__GIVEN PROBLEM__: Gather each line of the entries below that includes "text".

(Extracted records)

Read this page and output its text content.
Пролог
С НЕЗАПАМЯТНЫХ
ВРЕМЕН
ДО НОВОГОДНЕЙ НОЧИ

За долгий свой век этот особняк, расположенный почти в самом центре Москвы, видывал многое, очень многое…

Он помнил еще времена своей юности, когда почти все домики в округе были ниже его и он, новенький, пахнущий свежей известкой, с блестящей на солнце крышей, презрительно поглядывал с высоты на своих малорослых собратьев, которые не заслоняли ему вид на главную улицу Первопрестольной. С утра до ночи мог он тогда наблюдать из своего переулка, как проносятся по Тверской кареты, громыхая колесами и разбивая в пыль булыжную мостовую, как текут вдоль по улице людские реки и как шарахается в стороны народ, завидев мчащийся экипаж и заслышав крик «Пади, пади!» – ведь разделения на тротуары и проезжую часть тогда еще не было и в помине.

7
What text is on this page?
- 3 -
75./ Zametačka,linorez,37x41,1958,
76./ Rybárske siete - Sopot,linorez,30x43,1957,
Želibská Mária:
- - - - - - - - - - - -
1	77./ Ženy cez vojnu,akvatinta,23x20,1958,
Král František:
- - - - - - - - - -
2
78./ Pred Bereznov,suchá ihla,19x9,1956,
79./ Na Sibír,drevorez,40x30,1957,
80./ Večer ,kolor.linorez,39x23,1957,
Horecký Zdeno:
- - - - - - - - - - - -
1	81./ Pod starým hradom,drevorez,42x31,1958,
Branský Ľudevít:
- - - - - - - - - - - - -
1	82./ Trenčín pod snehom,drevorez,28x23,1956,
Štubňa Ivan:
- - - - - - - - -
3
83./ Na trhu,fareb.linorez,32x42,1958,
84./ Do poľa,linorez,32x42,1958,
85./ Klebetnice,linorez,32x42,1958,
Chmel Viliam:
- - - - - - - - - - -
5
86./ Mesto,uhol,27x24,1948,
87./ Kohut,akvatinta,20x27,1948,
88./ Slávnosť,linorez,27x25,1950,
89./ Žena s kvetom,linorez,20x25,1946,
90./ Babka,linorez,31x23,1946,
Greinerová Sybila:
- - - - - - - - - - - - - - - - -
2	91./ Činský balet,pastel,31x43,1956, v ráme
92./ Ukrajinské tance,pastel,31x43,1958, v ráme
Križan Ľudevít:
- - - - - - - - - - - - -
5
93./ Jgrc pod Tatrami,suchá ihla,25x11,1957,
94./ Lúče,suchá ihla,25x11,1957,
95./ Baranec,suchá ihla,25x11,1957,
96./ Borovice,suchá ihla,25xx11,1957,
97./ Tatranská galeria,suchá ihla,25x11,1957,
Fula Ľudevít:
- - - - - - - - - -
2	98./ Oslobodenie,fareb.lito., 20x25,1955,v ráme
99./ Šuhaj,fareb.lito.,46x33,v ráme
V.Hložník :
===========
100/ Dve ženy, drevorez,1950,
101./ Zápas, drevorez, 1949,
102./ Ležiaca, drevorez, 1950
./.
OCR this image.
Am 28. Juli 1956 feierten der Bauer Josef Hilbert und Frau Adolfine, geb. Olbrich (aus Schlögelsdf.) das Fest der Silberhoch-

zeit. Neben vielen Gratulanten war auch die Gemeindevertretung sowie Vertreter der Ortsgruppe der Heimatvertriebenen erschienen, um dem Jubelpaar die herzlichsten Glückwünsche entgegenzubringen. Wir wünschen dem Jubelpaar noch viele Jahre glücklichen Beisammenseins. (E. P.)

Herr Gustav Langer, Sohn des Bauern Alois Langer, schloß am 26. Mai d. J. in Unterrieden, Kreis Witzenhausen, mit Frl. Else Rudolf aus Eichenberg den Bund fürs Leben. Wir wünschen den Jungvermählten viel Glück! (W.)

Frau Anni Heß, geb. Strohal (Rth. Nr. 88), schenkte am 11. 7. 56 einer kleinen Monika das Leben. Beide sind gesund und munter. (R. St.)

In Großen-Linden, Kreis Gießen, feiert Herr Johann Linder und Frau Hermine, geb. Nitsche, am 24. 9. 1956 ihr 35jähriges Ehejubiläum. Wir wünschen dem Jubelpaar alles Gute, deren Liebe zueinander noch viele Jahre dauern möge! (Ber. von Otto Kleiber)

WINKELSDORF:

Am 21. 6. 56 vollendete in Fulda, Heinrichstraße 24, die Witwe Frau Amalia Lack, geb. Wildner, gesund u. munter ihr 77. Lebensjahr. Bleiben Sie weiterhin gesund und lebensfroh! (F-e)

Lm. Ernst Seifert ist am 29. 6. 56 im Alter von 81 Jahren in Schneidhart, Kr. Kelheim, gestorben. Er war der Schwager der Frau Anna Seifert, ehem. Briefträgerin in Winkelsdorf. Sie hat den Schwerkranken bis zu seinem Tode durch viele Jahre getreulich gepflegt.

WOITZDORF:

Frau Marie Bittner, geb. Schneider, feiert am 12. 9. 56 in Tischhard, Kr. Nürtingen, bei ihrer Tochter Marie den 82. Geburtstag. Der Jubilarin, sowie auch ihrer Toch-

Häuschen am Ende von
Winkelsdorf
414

__ANSWER TO THIS EXERCISE__:
Read this page and output its text content.
What text is on this page?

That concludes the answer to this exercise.